▶ _Prompt_: Copy all lines below exactly as written. Leave pictures out.

Stored records

(begin)

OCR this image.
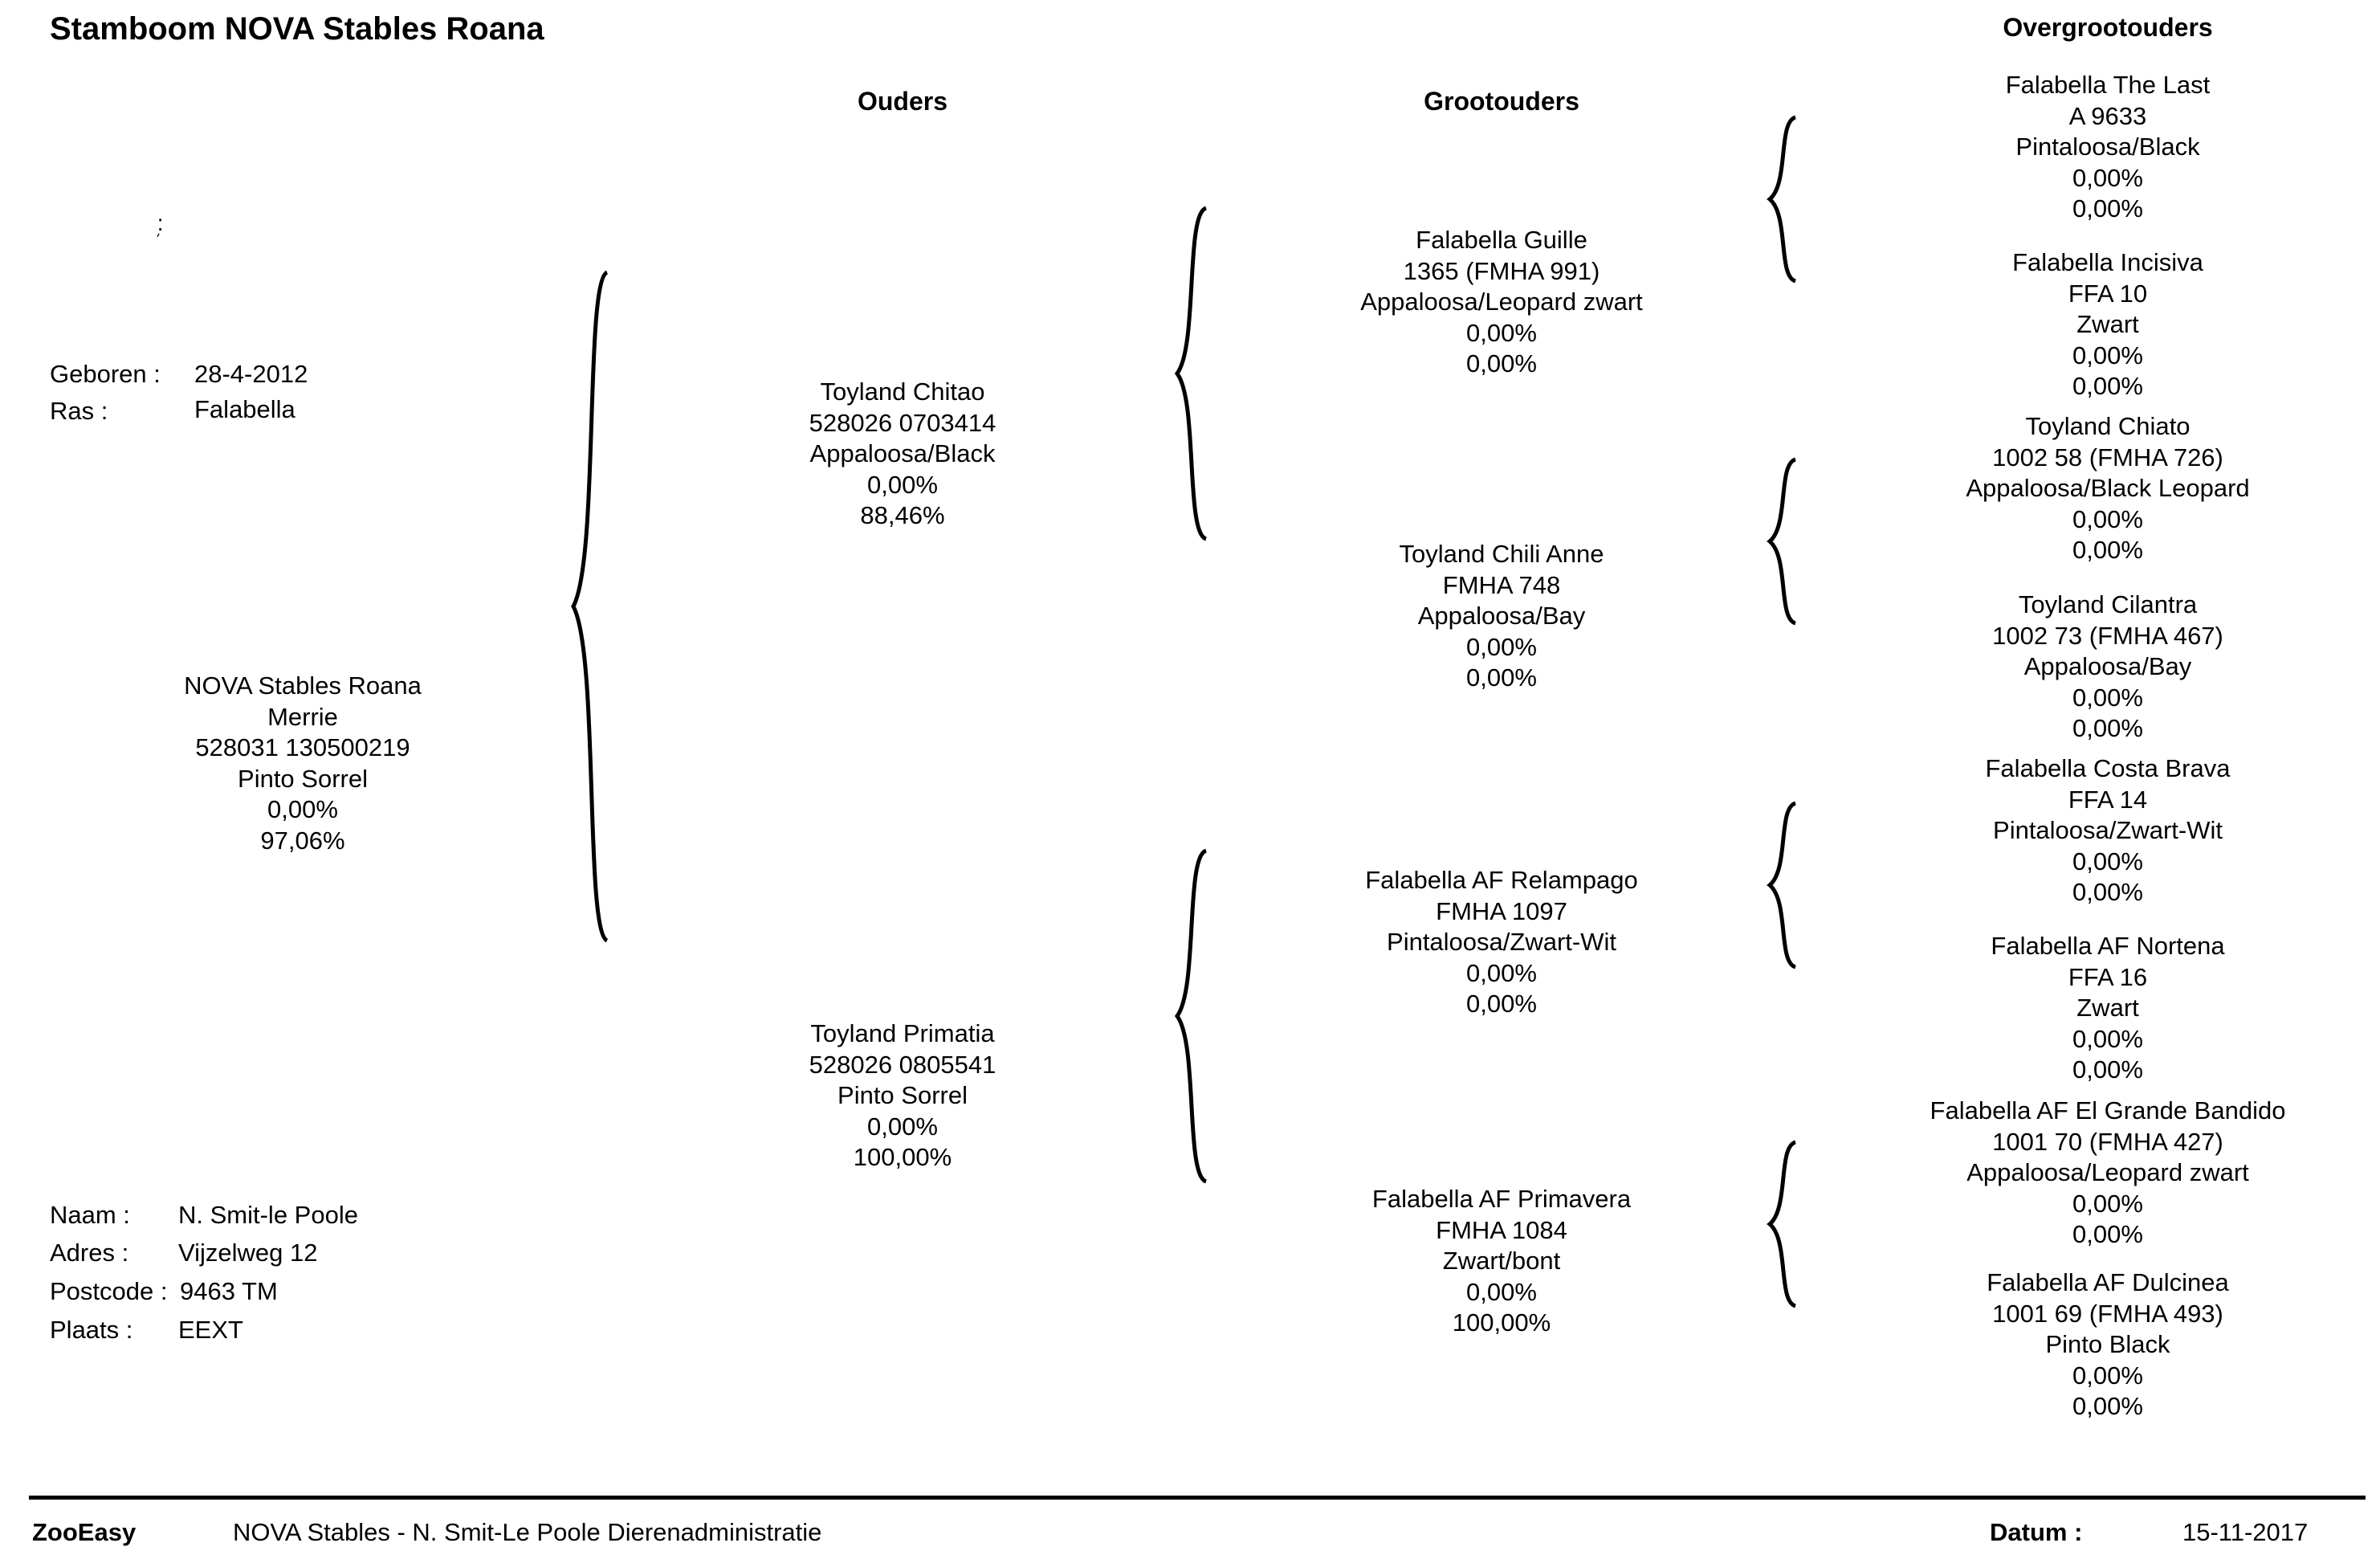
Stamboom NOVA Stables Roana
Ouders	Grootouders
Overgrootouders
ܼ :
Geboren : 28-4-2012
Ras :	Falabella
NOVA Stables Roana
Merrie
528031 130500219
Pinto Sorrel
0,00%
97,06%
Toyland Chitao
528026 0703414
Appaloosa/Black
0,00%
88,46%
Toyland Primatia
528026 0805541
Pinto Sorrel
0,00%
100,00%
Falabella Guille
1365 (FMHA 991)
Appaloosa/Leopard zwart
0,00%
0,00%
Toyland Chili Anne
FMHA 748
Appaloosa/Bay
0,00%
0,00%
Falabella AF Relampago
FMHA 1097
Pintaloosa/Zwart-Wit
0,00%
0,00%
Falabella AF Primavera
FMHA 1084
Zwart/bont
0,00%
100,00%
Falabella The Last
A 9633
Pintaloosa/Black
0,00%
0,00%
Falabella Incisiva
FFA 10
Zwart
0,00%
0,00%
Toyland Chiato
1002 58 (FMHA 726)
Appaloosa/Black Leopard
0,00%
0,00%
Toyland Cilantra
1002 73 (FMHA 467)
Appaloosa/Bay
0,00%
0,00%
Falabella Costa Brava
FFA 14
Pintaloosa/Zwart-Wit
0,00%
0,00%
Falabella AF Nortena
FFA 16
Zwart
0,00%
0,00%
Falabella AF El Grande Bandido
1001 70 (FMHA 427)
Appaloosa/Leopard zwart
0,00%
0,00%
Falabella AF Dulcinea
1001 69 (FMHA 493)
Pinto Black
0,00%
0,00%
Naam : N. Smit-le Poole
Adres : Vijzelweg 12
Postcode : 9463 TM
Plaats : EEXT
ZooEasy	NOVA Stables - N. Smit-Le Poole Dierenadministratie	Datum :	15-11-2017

(end)

▶ _Reply_:
OCR this image.
Stamboom NOVA Stables Roana
Ouders	Grootouders
Overgrootouders
ܼ :
Geboren : 28-4-2012
Ras :	Falabella
NOVA Stables Roana
Merrie
528031 130500219
Pinto Sorrel
0,00%
97,06%
Toyland Chitao
528026 0703414
Appaloosa/Black
0,00%
88,46%
Toyland Primatia
528026 0805541
Pinto Sorrel
0,00%
100,00%
Falabella Guille
1365 (FMHA 991)
Appaloosa/Leopard zwart
0,00%
0,00%
Toyland Chili Anne
FMHA 748
Appaloosa/Bay
0,00%
0,00%
Falabella AF Relampago
FMHA 1097
Pintaloosa/Zwart-Wit
0,00%
0,00%
Falabella AF Primavera
FMHA 1084
Zwart/bont
0,00%
100,00%
Falabella The Last
A 9633
Pintaloosa/Black
0,00%
0,00%
Falabella Incisiva
FFA 10
Zwart
0,00%
0,00%
Toyland Chiato
1002 58 (FMHA 726)
Appaloosa/Black Leopard
0,00%
0,00%
Toyland Cilantra
1002 73 (FMHA 467)
Appaloosa/Bay
0,00%
0,00%
Falabella Costa Brava
FFA 14
Pintaloosa/Zwart-Wit
0,00%
0,00%
Falabella AF Nortena
FFA 16
Zwart
0,00%
0,00%
Falabella AF El Grande Bandido
1001 70 (FMHA 427)
Appaloosa/Leopard zwart
0,00%
0,00%
Falabella AF Dulcinea
1001 69 (FMHA 493)
Pinto Black
0,00%
0,00%
Naam : N. Smit-le Poole
Adres : Vijzelweg 12
Postcode : 9463 TM
Plaats : EEXT
ZooEasy	NOVA Stables - N. Smit-Le Poole Dierenadministratie	Datum :	15-11-2017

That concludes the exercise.